Exercise:
Rewrite the data from its first line through the line that contains "legend: Practical sound", inclusive, swapping "data-point" for "dot" and leaving everything else the same. Return only those lines.

Records for the exercise:
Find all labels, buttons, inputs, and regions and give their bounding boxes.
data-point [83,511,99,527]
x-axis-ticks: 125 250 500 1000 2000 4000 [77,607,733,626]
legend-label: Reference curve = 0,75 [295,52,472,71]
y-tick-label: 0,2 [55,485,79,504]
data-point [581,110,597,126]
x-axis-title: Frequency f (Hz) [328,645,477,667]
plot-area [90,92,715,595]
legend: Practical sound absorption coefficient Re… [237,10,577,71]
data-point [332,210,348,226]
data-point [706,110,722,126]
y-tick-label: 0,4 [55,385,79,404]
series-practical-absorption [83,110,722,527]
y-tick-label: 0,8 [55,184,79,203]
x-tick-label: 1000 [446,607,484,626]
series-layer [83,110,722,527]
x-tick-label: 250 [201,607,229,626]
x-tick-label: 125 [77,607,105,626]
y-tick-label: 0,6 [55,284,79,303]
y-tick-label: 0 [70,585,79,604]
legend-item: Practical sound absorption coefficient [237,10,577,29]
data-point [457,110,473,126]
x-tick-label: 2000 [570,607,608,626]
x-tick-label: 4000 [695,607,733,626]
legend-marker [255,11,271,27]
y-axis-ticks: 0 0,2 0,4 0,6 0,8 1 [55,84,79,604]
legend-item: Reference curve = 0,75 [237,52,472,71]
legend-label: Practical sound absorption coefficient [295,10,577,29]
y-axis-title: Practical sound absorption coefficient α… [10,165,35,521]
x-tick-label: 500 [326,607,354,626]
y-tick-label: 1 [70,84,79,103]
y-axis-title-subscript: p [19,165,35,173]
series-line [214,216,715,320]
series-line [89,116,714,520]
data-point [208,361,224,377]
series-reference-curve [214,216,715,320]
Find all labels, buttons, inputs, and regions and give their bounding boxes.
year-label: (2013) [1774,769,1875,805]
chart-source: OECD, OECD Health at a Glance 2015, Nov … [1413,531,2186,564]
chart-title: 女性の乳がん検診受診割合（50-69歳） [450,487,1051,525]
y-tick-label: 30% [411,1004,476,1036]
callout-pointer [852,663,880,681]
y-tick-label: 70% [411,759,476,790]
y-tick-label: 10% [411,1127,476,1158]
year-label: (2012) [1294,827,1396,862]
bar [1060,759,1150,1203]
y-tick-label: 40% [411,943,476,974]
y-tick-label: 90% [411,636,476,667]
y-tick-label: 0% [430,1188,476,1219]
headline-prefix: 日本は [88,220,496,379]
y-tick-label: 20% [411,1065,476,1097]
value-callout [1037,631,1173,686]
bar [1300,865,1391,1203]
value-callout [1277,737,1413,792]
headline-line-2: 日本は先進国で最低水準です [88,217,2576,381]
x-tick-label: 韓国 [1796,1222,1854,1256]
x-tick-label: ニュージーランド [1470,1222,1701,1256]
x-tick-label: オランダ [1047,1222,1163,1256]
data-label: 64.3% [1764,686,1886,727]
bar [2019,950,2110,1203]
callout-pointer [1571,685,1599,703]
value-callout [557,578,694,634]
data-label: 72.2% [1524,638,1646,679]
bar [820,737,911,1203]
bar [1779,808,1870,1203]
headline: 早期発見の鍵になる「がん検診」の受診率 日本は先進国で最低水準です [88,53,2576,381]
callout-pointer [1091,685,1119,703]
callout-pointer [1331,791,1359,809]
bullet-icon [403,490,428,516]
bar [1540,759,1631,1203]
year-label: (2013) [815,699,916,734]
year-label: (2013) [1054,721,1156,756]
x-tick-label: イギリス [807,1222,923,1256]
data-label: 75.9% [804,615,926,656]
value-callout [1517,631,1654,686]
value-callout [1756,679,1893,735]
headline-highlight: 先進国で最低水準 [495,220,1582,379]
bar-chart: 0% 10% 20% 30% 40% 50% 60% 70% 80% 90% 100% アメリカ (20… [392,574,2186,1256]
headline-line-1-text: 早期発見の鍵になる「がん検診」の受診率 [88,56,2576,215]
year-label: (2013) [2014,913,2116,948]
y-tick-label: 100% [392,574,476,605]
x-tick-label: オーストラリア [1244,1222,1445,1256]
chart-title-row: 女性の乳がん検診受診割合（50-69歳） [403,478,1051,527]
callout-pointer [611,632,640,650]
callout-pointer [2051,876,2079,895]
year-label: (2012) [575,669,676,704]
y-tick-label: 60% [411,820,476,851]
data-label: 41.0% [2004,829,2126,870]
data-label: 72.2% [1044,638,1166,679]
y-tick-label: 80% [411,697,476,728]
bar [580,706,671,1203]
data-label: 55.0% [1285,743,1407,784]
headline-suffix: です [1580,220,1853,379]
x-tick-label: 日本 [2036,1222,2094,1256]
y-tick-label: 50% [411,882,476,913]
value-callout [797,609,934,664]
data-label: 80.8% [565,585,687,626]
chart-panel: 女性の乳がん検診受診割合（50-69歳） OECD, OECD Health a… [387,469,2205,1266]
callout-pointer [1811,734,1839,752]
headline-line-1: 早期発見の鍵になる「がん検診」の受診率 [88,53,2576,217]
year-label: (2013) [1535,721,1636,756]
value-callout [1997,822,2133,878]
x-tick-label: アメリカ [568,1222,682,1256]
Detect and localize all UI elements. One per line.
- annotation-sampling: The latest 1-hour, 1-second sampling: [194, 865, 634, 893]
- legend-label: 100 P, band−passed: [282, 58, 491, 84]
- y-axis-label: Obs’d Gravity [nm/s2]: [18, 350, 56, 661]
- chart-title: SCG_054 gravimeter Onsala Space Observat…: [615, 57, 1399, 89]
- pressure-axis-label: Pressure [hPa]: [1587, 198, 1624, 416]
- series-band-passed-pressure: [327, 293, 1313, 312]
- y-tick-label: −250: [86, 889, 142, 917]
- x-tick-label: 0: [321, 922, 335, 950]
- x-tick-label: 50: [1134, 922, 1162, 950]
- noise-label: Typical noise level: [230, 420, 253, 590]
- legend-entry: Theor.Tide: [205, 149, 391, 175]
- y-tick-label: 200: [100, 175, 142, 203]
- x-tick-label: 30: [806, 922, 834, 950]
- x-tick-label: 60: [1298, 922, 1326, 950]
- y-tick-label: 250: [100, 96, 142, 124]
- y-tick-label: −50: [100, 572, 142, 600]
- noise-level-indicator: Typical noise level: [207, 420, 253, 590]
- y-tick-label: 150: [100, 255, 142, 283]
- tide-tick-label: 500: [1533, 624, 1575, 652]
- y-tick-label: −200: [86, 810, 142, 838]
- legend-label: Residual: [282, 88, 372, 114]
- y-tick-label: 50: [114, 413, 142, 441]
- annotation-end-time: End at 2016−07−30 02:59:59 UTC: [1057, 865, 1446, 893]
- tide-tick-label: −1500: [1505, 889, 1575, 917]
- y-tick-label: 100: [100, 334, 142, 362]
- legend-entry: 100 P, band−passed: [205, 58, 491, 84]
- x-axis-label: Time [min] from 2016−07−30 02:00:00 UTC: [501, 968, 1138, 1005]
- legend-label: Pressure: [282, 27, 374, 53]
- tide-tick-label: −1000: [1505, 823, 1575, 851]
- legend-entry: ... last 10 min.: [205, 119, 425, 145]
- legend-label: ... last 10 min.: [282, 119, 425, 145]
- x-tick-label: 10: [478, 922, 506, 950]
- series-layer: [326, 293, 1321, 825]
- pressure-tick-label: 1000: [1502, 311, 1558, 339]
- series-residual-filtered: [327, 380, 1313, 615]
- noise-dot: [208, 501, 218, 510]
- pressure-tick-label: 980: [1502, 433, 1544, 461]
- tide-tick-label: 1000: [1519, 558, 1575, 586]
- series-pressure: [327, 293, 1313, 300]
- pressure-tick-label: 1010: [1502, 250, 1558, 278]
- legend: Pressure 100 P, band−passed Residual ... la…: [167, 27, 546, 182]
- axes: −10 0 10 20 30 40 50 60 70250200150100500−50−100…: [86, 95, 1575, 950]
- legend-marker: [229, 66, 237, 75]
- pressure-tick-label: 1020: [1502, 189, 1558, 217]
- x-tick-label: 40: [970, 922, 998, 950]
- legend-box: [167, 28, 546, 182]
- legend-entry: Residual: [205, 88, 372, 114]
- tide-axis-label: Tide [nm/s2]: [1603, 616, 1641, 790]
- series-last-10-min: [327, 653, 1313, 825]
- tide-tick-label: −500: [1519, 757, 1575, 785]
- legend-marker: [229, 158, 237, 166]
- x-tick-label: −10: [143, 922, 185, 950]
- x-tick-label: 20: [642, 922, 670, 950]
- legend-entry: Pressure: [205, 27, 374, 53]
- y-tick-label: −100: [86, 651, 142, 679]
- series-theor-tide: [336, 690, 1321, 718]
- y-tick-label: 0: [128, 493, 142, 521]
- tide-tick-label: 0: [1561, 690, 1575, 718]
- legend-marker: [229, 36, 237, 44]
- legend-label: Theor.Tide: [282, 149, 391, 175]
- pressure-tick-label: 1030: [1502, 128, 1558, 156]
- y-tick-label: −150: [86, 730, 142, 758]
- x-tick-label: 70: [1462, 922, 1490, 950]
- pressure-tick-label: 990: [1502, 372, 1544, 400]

Task response:
Find all labels, buttons, inputs, and regions and give their bounding boxes.
dot [83,511,99,527]
x-axis-ticks: 125 250 500 1000 2000 4000 [77,607,733,626]
legend-label: Reference curve = 0,75 [295,52,472,71]
y-tick-label: 0,2 [55,485,79,504]
dot [581,110,597,126]
x-axis-title: Frequency f (Hz) [328,645,477,667]
plot-area [90,92,715,595]
legend: Practical sound absorption coefficient Re… [237,10,577,71]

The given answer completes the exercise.